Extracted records

^^^^^^^^^^^^^^^^

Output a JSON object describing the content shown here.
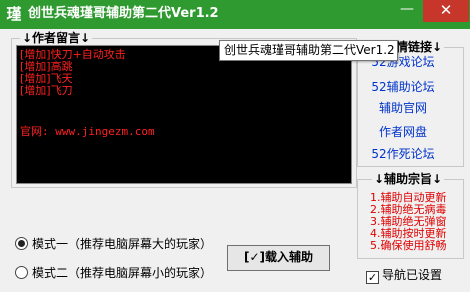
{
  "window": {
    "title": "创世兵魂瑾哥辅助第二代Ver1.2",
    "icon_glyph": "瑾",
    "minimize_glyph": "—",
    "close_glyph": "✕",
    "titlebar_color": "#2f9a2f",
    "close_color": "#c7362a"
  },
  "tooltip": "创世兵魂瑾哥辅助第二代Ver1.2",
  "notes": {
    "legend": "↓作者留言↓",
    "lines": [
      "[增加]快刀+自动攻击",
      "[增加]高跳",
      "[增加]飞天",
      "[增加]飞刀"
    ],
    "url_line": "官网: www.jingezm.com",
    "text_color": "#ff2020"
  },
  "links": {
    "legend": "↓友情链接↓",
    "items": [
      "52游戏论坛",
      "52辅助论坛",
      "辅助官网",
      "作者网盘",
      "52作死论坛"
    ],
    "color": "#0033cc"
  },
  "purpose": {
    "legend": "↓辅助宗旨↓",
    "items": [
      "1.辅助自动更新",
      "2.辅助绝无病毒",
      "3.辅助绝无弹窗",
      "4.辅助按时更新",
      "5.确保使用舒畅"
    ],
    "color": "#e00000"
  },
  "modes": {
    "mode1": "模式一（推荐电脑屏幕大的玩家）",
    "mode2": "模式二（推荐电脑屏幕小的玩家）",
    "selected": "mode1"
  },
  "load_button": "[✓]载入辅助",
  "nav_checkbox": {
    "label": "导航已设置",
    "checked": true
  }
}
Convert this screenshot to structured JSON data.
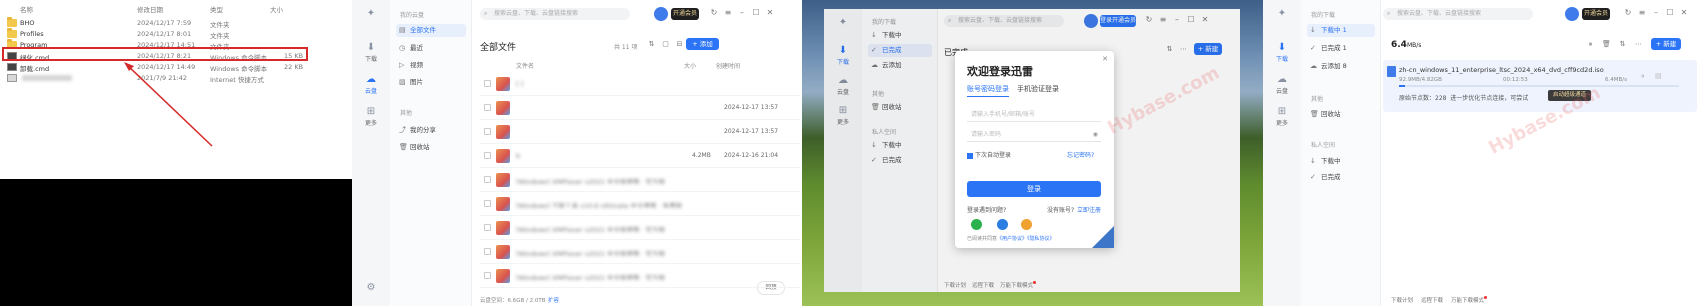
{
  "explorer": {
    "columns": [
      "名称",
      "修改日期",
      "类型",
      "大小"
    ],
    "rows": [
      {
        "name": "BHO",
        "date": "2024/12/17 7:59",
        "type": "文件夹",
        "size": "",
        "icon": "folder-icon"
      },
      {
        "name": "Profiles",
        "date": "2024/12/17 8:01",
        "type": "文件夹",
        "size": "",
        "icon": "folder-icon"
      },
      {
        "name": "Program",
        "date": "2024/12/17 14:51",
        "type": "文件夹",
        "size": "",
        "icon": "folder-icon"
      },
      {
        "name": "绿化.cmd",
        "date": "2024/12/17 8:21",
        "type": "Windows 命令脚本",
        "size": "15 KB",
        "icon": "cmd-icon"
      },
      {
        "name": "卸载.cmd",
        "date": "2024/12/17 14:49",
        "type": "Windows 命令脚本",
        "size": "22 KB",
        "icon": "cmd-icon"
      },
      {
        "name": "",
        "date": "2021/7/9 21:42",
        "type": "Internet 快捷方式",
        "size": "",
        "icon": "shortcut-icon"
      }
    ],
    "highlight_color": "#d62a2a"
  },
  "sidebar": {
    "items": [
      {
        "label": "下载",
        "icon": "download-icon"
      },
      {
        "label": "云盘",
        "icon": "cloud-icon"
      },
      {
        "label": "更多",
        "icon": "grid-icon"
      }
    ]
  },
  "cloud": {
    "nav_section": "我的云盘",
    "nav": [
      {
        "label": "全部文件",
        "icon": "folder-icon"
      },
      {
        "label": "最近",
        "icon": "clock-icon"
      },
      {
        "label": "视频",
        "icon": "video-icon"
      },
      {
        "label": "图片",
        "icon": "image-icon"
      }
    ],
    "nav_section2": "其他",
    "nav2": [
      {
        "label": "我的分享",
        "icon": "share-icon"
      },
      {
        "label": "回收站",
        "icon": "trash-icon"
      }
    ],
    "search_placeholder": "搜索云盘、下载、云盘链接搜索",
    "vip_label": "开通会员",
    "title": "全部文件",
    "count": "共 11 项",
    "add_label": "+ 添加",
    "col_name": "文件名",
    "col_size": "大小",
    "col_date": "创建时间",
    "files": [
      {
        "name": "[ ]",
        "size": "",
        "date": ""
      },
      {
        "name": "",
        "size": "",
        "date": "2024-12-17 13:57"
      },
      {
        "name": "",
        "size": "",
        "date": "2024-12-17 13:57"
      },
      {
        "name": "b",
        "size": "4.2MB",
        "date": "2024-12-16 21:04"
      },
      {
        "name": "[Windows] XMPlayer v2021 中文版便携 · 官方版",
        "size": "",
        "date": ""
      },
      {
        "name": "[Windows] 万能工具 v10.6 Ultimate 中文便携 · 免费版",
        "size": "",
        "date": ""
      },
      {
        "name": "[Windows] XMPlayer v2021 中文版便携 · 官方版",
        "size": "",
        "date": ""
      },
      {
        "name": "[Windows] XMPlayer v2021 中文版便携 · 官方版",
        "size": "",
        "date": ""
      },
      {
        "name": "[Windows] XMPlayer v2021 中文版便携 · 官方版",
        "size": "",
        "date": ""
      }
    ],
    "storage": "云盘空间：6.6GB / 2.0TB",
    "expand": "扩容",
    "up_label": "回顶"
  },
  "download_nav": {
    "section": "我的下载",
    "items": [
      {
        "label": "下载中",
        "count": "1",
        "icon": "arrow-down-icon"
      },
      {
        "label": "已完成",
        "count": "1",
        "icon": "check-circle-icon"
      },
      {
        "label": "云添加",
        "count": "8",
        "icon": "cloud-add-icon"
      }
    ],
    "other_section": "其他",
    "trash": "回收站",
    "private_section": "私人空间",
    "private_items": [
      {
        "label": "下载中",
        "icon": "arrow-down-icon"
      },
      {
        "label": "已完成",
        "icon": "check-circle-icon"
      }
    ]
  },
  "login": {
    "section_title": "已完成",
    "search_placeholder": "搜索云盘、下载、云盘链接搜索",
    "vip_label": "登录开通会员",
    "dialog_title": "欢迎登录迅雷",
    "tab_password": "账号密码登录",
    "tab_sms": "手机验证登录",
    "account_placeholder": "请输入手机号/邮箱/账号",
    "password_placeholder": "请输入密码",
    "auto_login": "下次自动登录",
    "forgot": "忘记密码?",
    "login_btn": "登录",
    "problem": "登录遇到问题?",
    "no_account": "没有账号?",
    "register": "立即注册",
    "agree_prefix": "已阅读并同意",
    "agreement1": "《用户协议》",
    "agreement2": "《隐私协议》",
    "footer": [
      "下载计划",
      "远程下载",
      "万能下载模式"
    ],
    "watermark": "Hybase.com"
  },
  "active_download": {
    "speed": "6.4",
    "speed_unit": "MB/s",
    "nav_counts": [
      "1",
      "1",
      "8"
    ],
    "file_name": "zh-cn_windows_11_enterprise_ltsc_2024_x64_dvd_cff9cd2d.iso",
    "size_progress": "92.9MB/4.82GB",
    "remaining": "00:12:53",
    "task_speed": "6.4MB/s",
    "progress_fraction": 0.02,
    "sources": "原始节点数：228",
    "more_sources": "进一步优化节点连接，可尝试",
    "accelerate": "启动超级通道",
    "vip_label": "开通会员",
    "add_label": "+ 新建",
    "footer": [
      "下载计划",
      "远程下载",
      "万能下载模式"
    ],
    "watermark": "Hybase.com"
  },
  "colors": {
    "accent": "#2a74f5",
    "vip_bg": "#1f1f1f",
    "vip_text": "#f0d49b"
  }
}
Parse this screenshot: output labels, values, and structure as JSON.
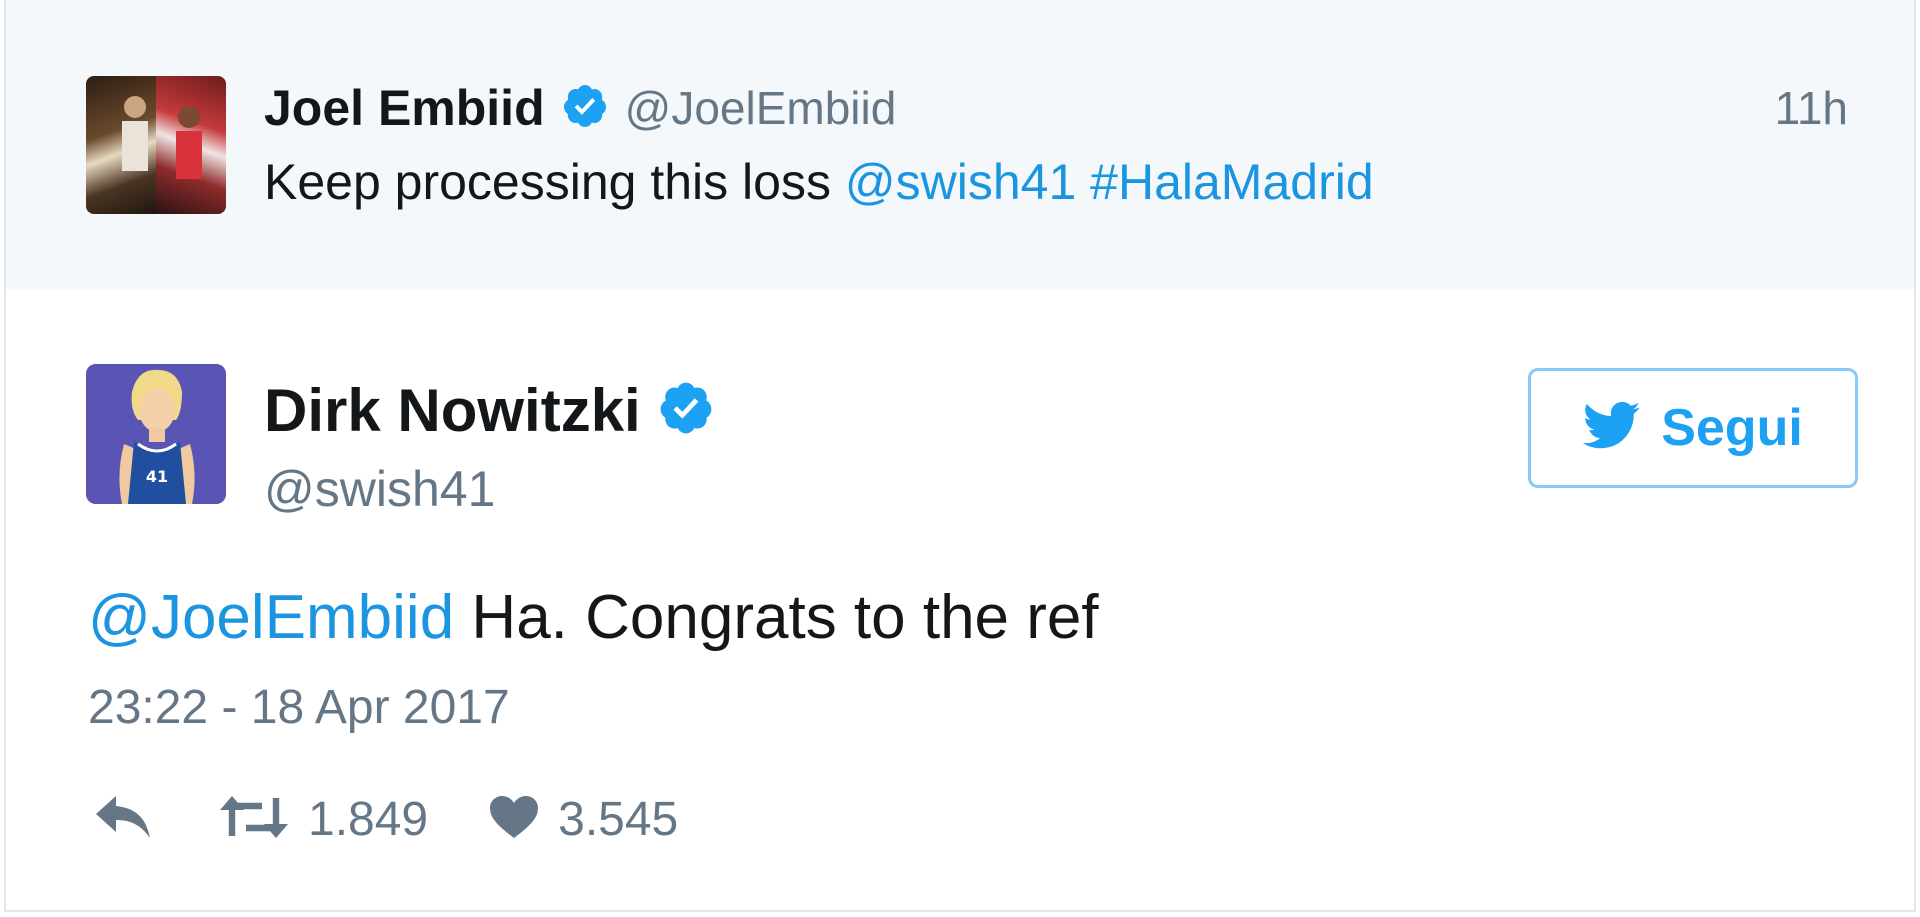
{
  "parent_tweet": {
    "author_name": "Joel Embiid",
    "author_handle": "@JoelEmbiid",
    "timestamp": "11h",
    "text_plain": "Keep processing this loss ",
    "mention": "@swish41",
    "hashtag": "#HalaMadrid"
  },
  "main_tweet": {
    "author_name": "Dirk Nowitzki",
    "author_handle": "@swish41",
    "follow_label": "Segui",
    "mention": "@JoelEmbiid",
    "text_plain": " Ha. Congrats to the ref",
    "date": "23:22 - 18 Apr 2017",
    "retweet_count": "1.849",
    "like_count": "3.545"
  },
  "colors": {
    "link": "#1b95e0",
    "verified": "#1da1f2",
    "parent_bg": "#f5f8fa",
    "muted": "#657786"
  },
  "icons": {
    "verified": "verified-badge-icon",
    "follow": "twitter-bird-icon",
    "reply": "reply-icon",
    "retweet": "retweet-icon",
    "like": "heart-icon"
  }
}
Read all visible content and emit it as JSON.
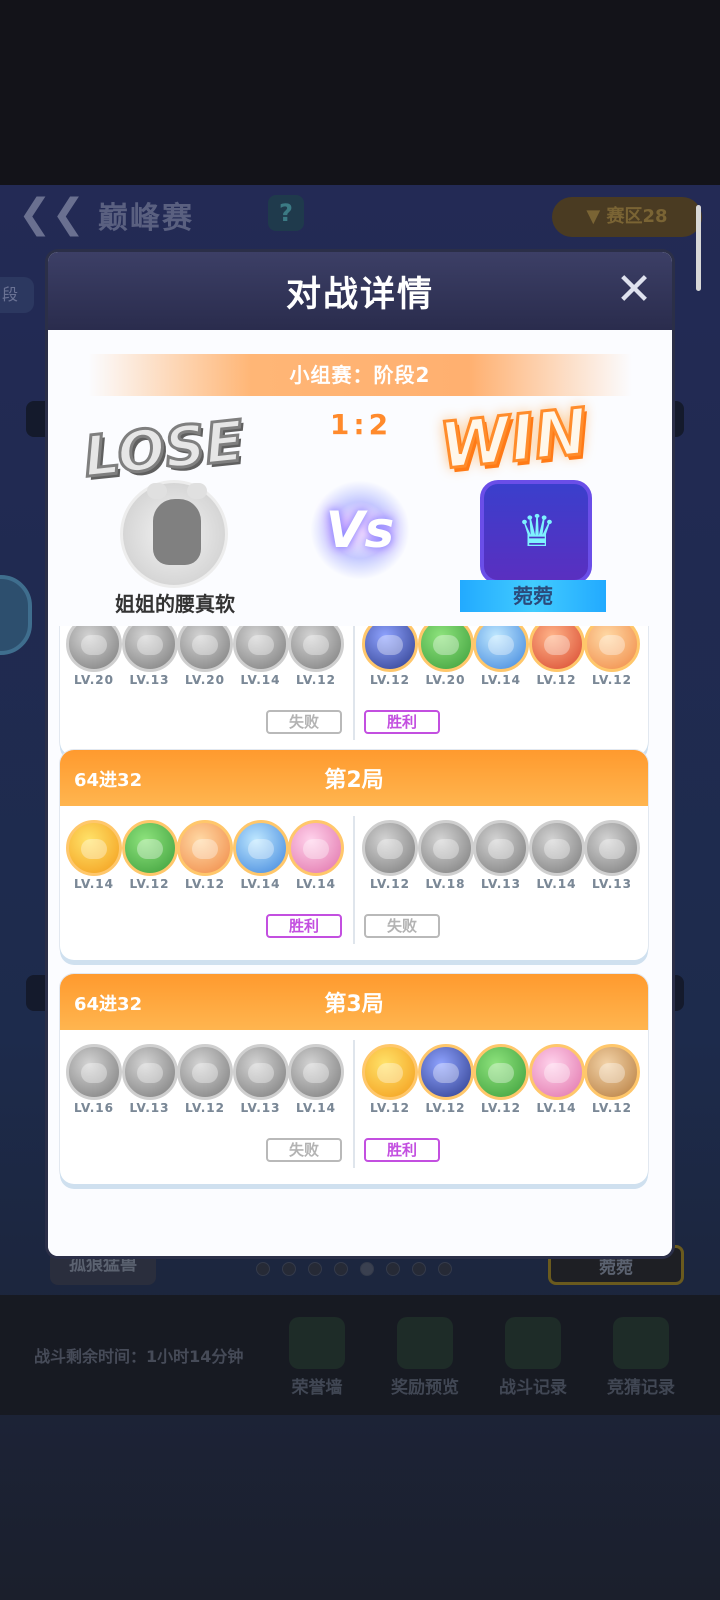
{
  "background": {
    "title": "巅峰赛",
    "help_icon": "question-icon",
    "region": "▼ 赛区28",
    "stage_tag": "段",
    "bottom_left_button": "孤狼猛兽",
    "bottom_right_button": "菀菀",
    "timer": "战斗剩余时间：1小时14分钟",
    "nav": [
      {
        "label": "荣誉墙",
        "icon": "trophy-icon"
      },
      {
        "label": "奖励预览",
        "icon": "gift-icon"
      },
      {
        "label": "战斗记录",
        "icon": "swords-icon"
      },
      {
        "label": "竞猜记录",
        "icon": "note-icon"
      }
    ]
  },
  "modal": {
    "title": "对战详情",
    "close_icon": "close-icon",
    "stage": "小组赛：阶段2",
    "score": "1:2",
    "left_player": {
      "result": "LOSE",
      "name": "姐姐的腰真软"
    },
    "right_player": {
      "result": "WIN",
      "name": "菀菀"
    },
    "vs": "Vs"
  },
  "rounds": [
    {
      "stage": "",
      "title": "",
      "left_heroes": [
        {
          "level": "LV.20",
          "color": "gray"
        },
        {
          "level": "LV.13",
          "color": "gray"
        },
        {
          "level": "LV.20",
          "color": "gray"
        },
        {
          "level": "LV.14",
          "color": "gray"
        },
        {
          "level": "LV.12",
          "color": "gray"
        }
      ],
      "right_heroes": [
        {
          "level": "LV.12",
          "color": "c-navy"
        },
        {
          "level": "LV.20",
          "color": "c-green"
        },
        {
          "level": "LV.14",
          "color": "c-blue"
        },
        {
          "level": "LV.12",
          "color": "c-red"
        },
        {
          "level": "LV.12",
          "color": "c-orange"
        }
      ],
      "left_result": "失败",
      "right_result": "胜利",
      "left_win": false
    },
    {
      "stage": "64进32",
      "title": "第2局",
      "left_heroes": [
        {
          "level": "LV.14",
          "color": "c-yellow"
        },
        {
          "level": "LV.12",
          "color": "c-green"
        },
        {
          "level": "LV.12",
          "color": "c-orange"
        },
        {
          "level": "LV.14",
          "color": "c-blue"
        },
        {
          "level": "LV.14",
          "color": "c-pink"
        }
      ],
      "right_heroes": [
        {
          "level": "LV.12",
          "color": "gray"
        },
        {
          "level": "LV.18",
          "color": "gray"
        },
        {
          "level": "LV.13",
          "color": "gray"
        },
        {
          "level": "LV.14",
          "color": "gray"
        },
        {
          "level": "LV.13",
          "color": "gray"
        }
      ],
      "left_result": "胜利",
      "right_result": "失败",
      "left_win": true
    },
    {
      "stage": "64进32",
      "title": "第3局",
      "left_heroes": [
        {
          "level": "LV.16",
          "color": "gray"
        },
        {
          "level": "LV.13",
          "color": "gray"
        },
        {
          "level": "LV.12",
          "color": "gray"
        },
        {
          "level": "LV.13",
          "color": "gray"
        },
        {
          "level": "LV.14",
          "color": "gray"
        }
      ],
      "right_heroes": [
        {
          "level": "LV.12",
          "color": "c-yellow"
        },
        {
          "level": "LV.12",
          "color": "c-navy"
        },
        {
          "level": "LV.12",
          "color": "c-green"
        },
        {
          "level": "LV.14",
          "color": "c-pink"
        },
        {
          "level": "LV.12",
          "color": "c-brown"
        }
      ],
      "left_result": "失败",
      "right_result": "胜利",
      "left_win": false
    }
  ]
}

^^^^^^^^^^^^^^^^

EXERCISE DETAILS: In the listing, find all lines with the string "JoelEmbiid" and copy them.

ANSWER TO THE EXERCISE:
    "author_handle": "@JoelEmbiid",
    "mention": "@JoelEmbiid",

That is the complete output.